Which lines contain the string "SRMTID"? Please list every one of them.

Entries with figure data
# # #
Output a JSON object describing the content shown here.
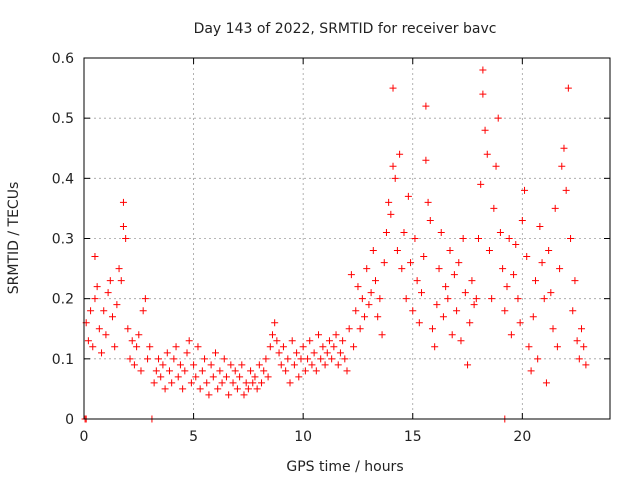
{
  "chart_data": {
    "type": "scatter",
    "title": "Day 143 of 2022, SRMTID for receiver bavc",
    "xlabel": "GPS time / hours",
    "ylabel": "SRMTID / TECUs",
    "xlim": [
      0,
      24
    ],
    "ylim": [
      0,
      0.6
    ],
    "xticks": [
      0,
      5,
      10,
      15,
      20
    ],
    "xtick_labels": [
      "0",
      "5",
      "10",
      "15",
      "20"
    ],
    "yticks": [
      0,
      0.1,
      0.2,
      0.3,
      0.4,
      0.5,
      0.6
    ],
    "ytick_labels": [
      "0",
      "0.1",
      "0.2",
      "0.3",
      "0.4",
      "0.5",
      "0.6"
    ],
    "grid": true,
    "marker": "+",
    "series": [
      {
        "name": "bavc",
        "color": "#ff0000",
        "points": [
          [
            0.05,
            0.0
          ],
          [
            0.1,
            0.0
          ],
          [
            3.1,
            0.0
          ],
          [
            19.2,
            0.0
          ],
          [
            0.1,
            0.16
          ],
          [
            0.2,
            0.13
          ],
          [
            0.3,
            0.18
          ],
          [
            0.4,
            0.12
          ],
          [
            0.5,
            0.2
          ],
          [
            0.5,
            0.27
          ],
          [
            0.6,
            0.22
          ],
          [
            0.7,
            0.15
          ],
          [
            0.8,
            0.11
          ],
          [
            0.9,
            0.18
          ],
          [
            1.0,
            0.14
          ],
          [
            1.1,
            0.21
          ],
          [
            1.2,
            0.23
          ],
          [
            1.3,
            0.17
          ],
          [
            1.4,
            0.12
          ],
          [
            1.5,
            0.19
          ],
          [
            1.6,
            0.25
          ],
          [
            1.7,
            0.23
          ],
          [
            1.8,
            0.36
          ],
          [
            1.8,
            0.32
          ],
          [
            1.9,
            0.3
          ],
          [
            2.0,
            0.15
          ],
          [
            2.1,
            0.1
          ],
          [
            2.2,
            0.13
          ],
          [
            2.3,
            0.09
          ],
          [
            2.4,
            0.12
          ],
          [
            2.5,
            0.14
          ],
          [
            2.6,
            0.08
          ],
          [
            2.7,
            0.18
          ],
          [
            2.8,
            0.2
          ],
          [
            2.9,
            0.1
          ],
          [
            3.0,
            0.12
          ],
          [
            3.2,
            0.06
          ],
          [
            3.3,
            0.08
          ],
          [
            3.4,
            0.1
          ],
          [
            3.5,
            0.07
          ],
          [
            3.6,
            0.09
          ],
          [
            3.7,
            0.05
          ],
          [
            3.8,
            0.11
          ],
          [
            3.9,
            0.08
          ],
          [
            4.0,
            0.06
          ],
          [
            4.1,
            0.1
          ],
          [
            4.2,
            0.12
          ],
          [
            4.3,
            0.07
          ],
          [
            4.4,
            0.09
          ],
          [
            4.5,
            0.05
          ],
          [
            4.6,
            0.08
          ],
          [
            4.7,
            0.11
          ],
          [
            4.8,
            0.13
          ],
          [
            4.9,
            0.06
          ],
          [
            5.0,
            0.09
          ],
          [
            5.1,
            0.07
          ],
          [
            5.2,
            0.12
          ],
          [
            5.3,
            0.05
          ],
          [
            5.4,
            0.08
          ],
          [
            5.5,
            0.1
          ],
          [
            5.6,
            0.06
          ],
          [
            5.7,
            0.04
          ],
          [
            5.8,
            0.09
          ],
          [
            5.9,
            0.07
          ],
          [
            6.0,
            0.11
          ],
          [
            6.1,
            0.05
          ],
          [
            6.2,
            0.08
          ],
          [
            6.3,
            0.06
          ],
          [
            6.4,
            0.1
          ],
          [
            6.5,
            0.07
          ],
          [
            6.6,
            0.04
          ],
          [
            6.7,
            0.09
          ],
          [
            6.8,
            0.06
          ],
          [
            6.9,
            0.08
          ],
          [
            7.0,
            0.05
          ],
          [
            7.1,
            0.07
          ],
          [
            7.2,
            0.09
          ],
          [
            7.3,
            0.04
          ],
          [
            7.4,
            0.06
          ],
          [
            7.5,
            0.05
          ],
          [
            7.6,
            0.08
          ],
          [
            7.7,
            0.06
          ],
          [
            7.8,
            0.07
          ],
          [
            7.9,
            0.05
          ],
          [
            8.0,
            0.09
          ],
          [
            8.1,
            0.06
          ],
          [
            8.2,
            0.08
          ],
          [
            8.3,
            0.1
          ],
          [
            8.4,
            0.07
          ],
          [
            8.5,
            0.12
          ],
          [
            8.6,
            0.14
          ],
          [
            8.7,
            0.16
          ],
          [
            8.8,
            0.13
          ],
          [
            8.9,
            0.11
          ],
          [
            9.0,
            0.09
          ],
          [
            9.1,
            0.12
          ],
          [
            9.2,
            0.08
          ],
          [
            9.3,
            0.1
          ],
          [
            9.4,
            0.06
          ],
          [
            9.5,
            0.13
          ],
          [
            9.6,
            0.09
          ],
          [
            9.7,
            0.11
          ],
          [
            9.8,
            0.07
          ],
          [
            9.9,
            0.1
          ],
          [
            10.0,
            0.12
          ],
          [
            10.1,
            0.08
          ],
          [
            10.2,
            0.1
          ],
          [
            10.3,
            0.13
          ],
          [
            10.4,
            0.09
          ],
          [
            10.5,
            0.11
          ],
          [
            10.6,
            0.08
          ],
          [
            10.7,
            0.14
          ],
          [
            10.8,
            0.1
          ],
          [
            10.9,
            0.12
          ],
          [
            11.0,
            0.09
          ],
          [
            11.1,
            0.11
          ],
          [
            11.2,
            0.13
          ],
          [
            11.3,
            0.1
          ],
          [
            11.4,
            0.12
          ],
          [
            11.5,
            0.14
          ],
          [
            11.6,
            0.09
          ],
          [
            11.7,
            0.11
          ],
          [
            11.8,
            0.13
          ],
          [
            11.9,
            0.1
          ],
          [
            12.0,
            0.08
          ],
          [
            12.1,
            0.15
          ],
          [
            12.2,
            0.24
          ],
          [
            12.3,
            0.12
          ],
          [
            12.4,
            0.18
          ],
          [
            12.5,
            0.22
          ],
          [
            12.6,
            0.15
          ],
          [
            12.7,
            0.2
          ],
          [
            12.8,
            0.17
          ],
          [
            12.9,
            0.25
          ],
          [
            13.0,
            0.19
          ],
          [
            13.1,
            0.21
          ],
          [
            13.2,
            0.28
          ],
          [
            13.3,
            0.23
          ],
          [
            13.4,
            0.17
          ],
          [
            13.5,
            0.2
          ],
          [
            13.6,
            0.14
          ],
          [
            13.7,
            0.26
          ],
          [
            13.8,
            0.31
          ],
          [
            13.9,
            0.36
          ],
          [
            14.0,
            0.34
          ],
          [
            14.1,
            0.42
          ],
          [
            14.1,
            0.55
          ],
          [
            14.2,
            0.4
          ],
          [
            14.3,
            0.28
          ],
          [
            14.4,
            0.44
          ],
          [
            14.5,
            0.25
          ],
          [
            14.6,
            0.31
          ],
          [
            14.7,
            0.2
          ],
          [
            14.8,
            0.37
          ],
          [
            14.9,
            0.26
          ],
          [
            15.0,
            0.18
          ],
          [
            15.1,
            0.3
          ],
          [
            15.2,
            0.23
          ],
          [
            15.3,
            0.16
          ],
          [
            15.4,
            0.21
          ],
          [
            15.5,
            0.27
          ],
          [
            15.6,
            0.43
          ],
          [
            15.6,
            0.52
          ],
          [
            15.7,
            0.36
          ],
          [
            15.8,
            0.33
          ],
          [
            15.9,
            0.15
          ],
          [
            16.0,
            0.12
          ],
          [
            16.1,
            0.19
          ],
          [
            16.2,
            0.25
          ],
          [
            16.3,
            0.31
          ],
          [
            16.4,
            0.17
          ],
          [
            16.5,
            0.22
          ],
          [
            16.6,
            0.2
          ],
          [
            16.7,
            0.28
          ],
          [
            16.8,
            0.14
          ],
          [
            16.9,
            0.24
          ],
          [
            17.0,
            0.18
          ],
          [
            17.1,
            0.26
          ],
          [
            17.2,
            0.13
          ],
          [
            17.3,
            0.3
          ],
          [
            17.4,
            0.21
          ],
          [
            17.5,
            0.09
          ],
          [
            17.6,
            0.16
          ],
          [
            17.7,
            0.23
          ],
          [
            17.8,
            0.19
          ],
          [
            17.9,
            0.2
          ],
          [
            18.0,
            0.3
          ],
          [
            18.1,
            0.39
          ],
          [
            18.2,
            0.58
          ],
          [
            18.2,
            0.54
          ],
          [
            18.3,
            0.48
          ],
          [
            18.4,
            0.44
          ],
          [
            18.5,
            0.28
          ],
          [
            18.6,
            0.2
          ],
          [
            18.7,
            0.35
          ],
          [
            18.8,
            0.42
          ],
          [
            18.9,
            0.5
          ],
          [
            19.0,
            0.31
          ],
          [
            19.1,
            0.25
          ],
          [
            19.2,
            0.18
          ],
          [
            19.3,
            0.22
          ],
          [
            19.4,
            0.3
          ],
          [
            19.5,
            0.14
          ],
          [
            19.6,
            0.24
          ],
          [
            19.7,
            0.29
          ],
          [
            19.8,
            0.2
          ],
          [
            19.9,
            0.16
          ],
          [
            20.0,
            0.33
          ],
          [
            20.1,
            0.38
          ],
          [
            20.2,
            0.27
          ],
          [
            20.3,
            0.12
          ],
          [
            20.4,
            0.08
          ],
          [
            20.5,
            0.17
          ],
          [
            20.6,
            0.23
          ],
          [
            20.7,
            0.1
          ],
          [
            20.8,
            0.32
          ],
          [
            20.9,
            0.26
          ],
          [
            21.0,
            0.2
          ],
          [
            21.1,
            0.06
          ],
          [
            21.2,
            0.28
          ],
          [
            21.3,
            0.21
          ],
          [
            21.4,
            0.15
          ],
          [
            21.5,
            0.35
          ],
          [
            21.6,
            0.12
          ],
          [
            21.7,
            0.25
          ],
          [
            21.8,
            0.42
          ],
          [
            21.9,
            0.45
          ],
          [
            22.0,
            0.38
          ],
          [
            22.1,
            0.55
          ],
          [
            22.2,
            0.3
          ],
          [
            22.3,
            0.18
          ],
          [
            22.4,
            0.23
          ],
          [
            22.5,
            0.13
          ],
          [
            22.6,
            0.1
          ],
          [
            22.7,
            0.15
          ],
          [
            22.8,
            0.12
          ],
          [
            22.9,
            0.09
          ]
        ]
      }
    ]
  }
}
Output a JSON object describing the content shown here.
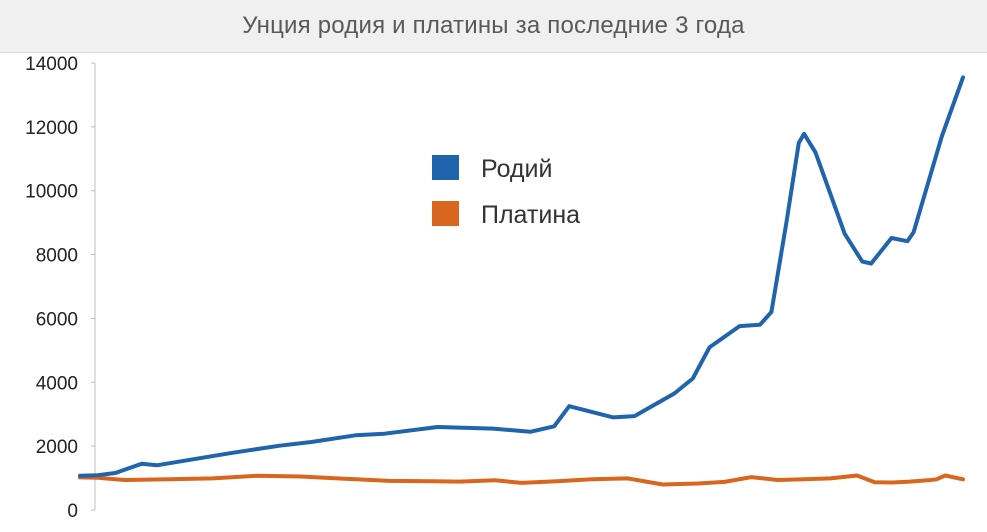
# # #
## [Solution to the problem]
    "title": "Day 143 of 2022, SRMTID for receiver bavc",
    "ylabel": "SRMTID / TECUs",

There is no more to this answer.